- **STORED DATA**:
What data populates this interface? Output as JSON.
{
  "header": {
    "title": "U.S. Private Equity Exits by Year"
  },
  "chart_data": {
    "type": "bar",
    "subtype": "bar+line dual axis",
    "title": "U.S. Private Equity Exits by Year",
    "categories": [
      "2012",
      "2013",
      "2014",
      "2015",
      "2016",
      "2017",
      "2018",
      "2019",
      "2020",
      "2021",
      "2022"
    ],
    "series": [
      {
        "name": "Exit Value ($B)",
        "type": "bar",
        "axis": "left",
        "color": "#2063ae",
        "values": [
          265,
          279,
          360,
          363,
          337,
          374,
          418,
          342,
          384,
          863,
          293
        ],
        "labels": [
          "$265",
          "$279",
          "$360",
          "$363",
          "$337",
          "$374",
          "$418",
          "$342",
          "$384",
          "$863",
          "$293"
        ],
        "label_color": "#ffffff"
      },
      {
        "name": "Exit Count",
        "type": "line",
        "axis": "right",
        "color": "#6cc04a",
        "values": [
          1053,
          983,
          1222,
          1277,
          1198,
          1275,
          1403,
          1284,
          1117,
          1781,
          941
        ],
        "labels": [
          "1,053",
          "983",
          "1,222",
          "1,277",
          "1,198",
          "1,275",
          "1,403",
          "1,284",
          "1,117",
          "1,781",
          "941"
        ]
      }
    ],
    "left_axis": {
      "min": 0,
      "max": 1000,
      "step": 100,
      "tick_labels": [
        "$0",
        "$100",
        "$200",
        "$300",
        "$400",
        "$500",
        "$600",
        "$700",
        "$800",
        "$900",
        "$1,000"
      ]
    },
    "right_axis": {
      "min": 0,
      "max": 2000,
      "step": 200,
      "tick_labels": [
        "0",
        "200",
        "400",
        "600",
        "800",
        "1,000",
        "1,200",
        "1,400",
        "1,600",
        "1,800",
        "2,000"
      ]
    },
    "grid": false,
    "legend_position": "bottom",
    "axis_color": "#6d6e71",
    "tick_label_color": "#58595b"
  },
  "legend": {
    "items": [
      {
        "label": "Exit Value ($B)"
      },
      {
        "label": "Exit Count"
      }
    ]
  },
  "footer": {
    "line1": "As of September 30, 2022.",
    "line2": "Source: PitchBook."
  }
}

- **TO DO**:
Give only the number of lines in the material above that hold the word "title".

- **CORRECT RESULT**:
2